-- Begin Extract to read --

Strategic planning calls for an objective look into the future to minimize surprise.  What components and systems will need major repair or replacement in the future?  How much will they cost?  How will these needs be funded?

The board is responsible for preparing the annual budget, including reserves.  When asked how they determine reserves, some of my boards say they have been to Disney World, using the Magic Kingdom Formula of 5 percent.  Others simply contribute “whatever is left at the end of the year.”  Both approaches are arbitrary and subjective.

Many state laws and governing documents call for reasonable reserves for repair and replacement.  The key word is “reasonable.”  Since every community is different in terms of construction, quality of materials, level of maintenance, climate and other factors, each must be examined on its own.

The basis for determining what’s reasonable for your particular community should be a reserve study by an independent expert – one who does not stand to obtain the repair work, who has professional qualifications in this field and is designated by CAI as a Reserve Specialist (RS).  Couple the study with an energy audit to buffer rising energy costs.

If your association does not have a financial plan for reserves, is this a failure to plan or a plan to fail?  And what if the association has some reserves, but they are either inadequate or the board doesn’t want to spend the entire fund on one project?  If that happens, the next best approach is to borrow funds from an institutional lender, using an assignment of assessments as collateral.  Many lenders now offer such loans for community associations.

Borrowing has many of the equitable features of reserves because the debt service is paid in modest amounts over a period of years.  The obligation transfers from one owner to the next as sales occur, thus spreading the costs and benefits in the same manner as reserves.

Of equal importance is that the association would have all the funds up front to complete the project, and would be able to enter into contracts without worrying about whether all owners will pay a special assessment in full, on time and without the delay and cost of chasing delinquent owners.

Without a financial plan, how do you know where your community is going?  John Irving wrote in Hotel New Hampshire, “If you don’t know where you’re going, you don’t belong where you are.”  The challenge for associations – volunteer leaders, homeowners and managers – is to find out where they’re going by engaging in strategic planning, starting with an objective reserve study and an energy audit, followed by setting a realistic level of funding.  This is the best way to minimize the need for a special assessment.

If your homeowners or condominium association doesn’t have a financial plan, it also may fall out of favor with the Federal Housing Administration.  The agency frowns on special assessments, and it requires that the budget contain a line item of at least 10 percent for reserves.  Since Feb. 1, 2010, condominium associations need to get on FHA’s approved project list before it supports any mortgages in the communities.  Failure to be on FHA’s approved project list will discourage real estate listings, leading to reduced marketability and resale values.


Sometimes, not even fully funded reserves can prevent a special assessment.  When it’s unavoidable, the board must exercise due diligence before imposing the additional fee.  Due diligence can be tedious and time consuming.  To cover everything, use the following 10-point checklist and document each step:

1.     Ask your attorney to review your plans, applicable statutes and governing documents.  Get suggestions for improving them to foster success.

2.     Follow all applicable procedures in the governing documents for approving the budget.

3.     Make sure you have a full board that is properly elected.

4.     Be sure all voters are qualified.

-- End Extract to read --

Work to complete:
(a) Name each factor the article on association reserves gives by name as a way in which communities differ from one another.
(b) Answer these questions using the article on association reserves.
(i) What percentage does the Magic Kingdom Formula use?
(ii) What is the minimum percentage the Federal Housing Administration requires for the reserves line item in the budget?
(iii) Starting on what date have condominium associations needed to be on FHA's approved project list?
(c) Continue the article on association reserves from where it stops.
None of the tasks depends on the material that comes after this point.

-- Begin Source excerpt --

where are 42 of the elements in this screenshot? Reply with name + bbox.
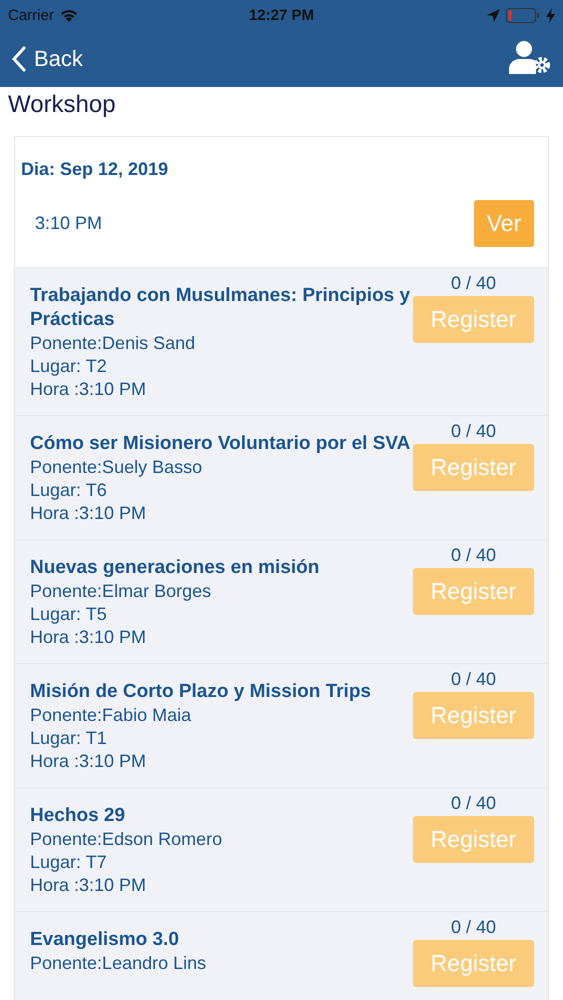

-- End Source excerpt --

Answers to the exercise:
(a) construction, quality of materials, level of maintenance, climate

(b)
(i) 5 percent
(ii) 10 percent
(iii) Feb. 1, 2010

(c)
5.     Make sure you comply with provisions in statutes and governing documents for adopting a special assessment.  Some states have special approval procedures.  Virginia, for example, authorizes members to rescind or reduce a proposed special assessment by majority vote at a meeting.

6.     Be diligent in identifying and evaluating options.  Prepare a comparative analysis.  Be objective.  For example, if you are replacing the siding because it would cost less than continued repairs, collect reliable data to support this finding.

7.     Keep the owners informed throughout the process.  Remember your obligation to disclose information about the special assessment on resale certificates.  Better to include it, even if it is merely under consideration, than to surprise a new owner.

8.     Use competitive bidding to find the lowest and best proposal.  Three are usually enough; any more will just drive you and your manager nuts.  In selecting a contractor, remember lowest cost is not always best value.  Many of us have learned the hard way that the lowest bidder is usually lowest in quality and reliability, but highest in terms of contract management.

9.     Make sure the components and systems to be repaired or replaced are within the association’s authority.  For example, if you want to replace all the windows in the condominium, make sure the windows are common elements, not part of the units.

10.  Get an opinion letter from your attorney to make sure that you have satisfied all substantive and procedural requirements of your state statute and governing documents.

The old carpenter’s adage, “measure twice, cut once” is good advice for board members because it’s essentially encouraging due diligence.  If successfully accomplished, the tasks on your checklist will not only create the foundation for a successful project, but also will minimize the possibility of litigation by contrarian homeowners.

After your due diligence is complete, engage the owners in the process.  Avoid top-down implementation or the appearance that the project is entirely driven by the board.  Appoint a committee of homeowners to take ownership of the project and be responsible for presenting it to the members.  Even if you do everything properly, you will not succeed without broad owner support and acceptance.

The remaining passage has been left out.